Exact reproduction of the data is required, with images excluded.

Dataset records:
# # # #

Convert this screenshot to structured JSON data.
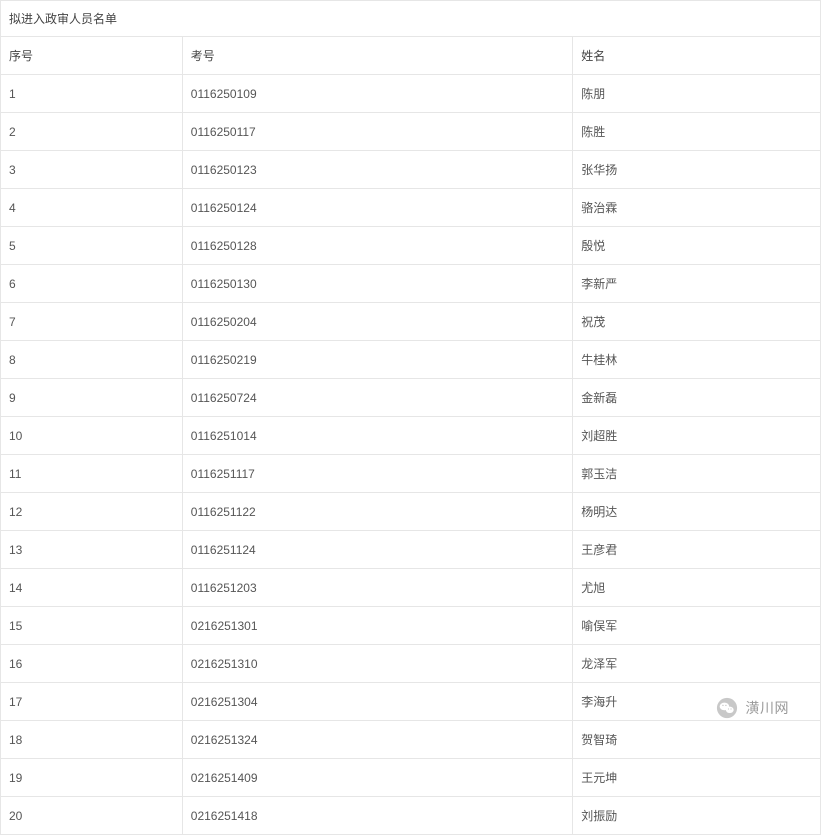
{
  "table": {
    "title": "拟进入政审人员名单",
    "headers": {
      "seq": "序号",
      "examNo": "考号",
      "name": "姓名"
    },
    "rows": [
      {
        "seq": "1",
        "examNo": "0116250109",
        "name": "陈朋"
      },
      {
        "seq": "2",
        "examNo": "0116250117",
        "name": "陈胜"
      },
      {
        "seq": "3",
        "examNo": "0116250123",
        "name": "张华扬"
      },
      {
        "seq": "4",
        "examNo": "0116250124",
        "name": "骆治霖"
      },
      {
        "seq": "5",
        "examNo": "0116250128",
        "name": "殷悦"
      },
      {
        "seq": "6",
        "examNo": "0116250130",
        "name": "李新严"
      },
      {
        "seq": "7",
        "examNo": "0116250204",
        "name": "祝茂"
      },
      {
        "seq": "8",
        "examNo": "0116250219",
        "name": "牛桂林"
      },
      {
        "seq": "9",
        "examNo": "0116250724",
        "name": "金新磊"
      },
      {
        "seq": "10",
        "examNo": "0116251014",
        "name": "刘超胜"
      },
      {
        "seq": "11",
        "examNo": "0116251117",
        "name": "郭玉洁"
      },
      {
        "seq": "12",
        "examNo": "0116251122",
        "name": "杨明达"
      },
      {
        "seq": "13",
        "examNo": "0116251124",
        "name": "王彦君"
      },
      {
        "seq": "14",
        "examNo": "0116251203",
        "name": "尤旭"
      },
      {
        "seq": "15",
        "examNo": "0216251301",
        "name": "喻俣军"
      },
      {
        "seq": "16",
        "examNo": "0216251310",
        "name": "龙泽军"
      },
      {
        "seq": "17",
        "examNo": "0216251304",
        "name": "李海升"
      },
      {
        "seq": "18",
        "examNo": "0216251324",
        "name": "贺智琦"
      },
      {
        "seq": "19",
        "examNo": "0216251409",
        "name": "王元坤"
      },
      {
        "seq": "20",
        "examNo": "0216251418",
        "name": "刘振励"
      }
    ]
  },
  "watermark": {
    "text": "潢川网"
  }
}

# # # #

**Answer to this problem**
Convert this screenshot to structured JSON data.
{
  "table": {
    "title": "拟进入政审人员名单",
    "headers": {
      "seq": "序号",
      "examNo": "考号",
      "name": "姓名"
    },
    "rows": [
      {
        "seq": "1",
        "examNo": "0116250109",
        "name": "陈朋"
      },
      {
        "seq": "2",
        "examNo": "0116250117",
        "name": "陈胜"
      },
      {
        "seq": "3",
        "examNo": "0116250123",
        "name": "张华扬"
      },
      {
        "seq": "4",
        "examNo": "0116250124",
        "name": "骆治霖"
      },
      {
        "seq": "5",
        "examNo": "0116250128",
        "name": "殷悦"
      },
      {
        "seq": "6",
        "examNo": "0116250130",
        "name": "李新严"
      },
      {
        "seq": "7",
        "examNo": "0116250204",
        "name": "祝茂"
      },
      {
        "seq": "8",
        "examNo": "0116250219",
        "name": "牛桂林"
      },
      {
        "seq": "9",
        "examNo": "0116250724",
        "name": "金新磊"
      },
      {
        "seq": "10",
        "examNo": "0116251014",
        "name": "刘超胜"
      },
      {
        "seq": "11",
        "examNo": "0116251117",
        "name": "郭玉洁"
      },
      {
        "seq": "12",
        "examNo": "0116251122",
        "name": "杨明达"
      },
      {
        "seq": "13",
        "examNo": "0116251124",
        "name": "王彦君"
      },
      {
        "seq": "14",
        "examNo": "0116251203",
        "name": "尤旭"
      },
      {
        "seq": "15",
        "examNo": "0216251301",
        "name": "喻俣军"
      },
      {
        "seq": "16",
        "examNo": "0216251310",
        "name": "龙泽军"
      },
      {
        "seq": "17",
        "examNo": "0216251304",
        "name": "李海升"
      },
      {
        "seq": "18",
        "examNo": "0216251324",
        "name": "贺智琦"
      },
      {
        "seq": "19",
        "examNo": "0216251409",
        "name": "王元坤"
      },
      {
        "seq": "20",
        "examNo": "0216251418",
        "name": "刘振励"
      }
    ]
  },
  "watermark": {
    "text": "潢川网"
  }
}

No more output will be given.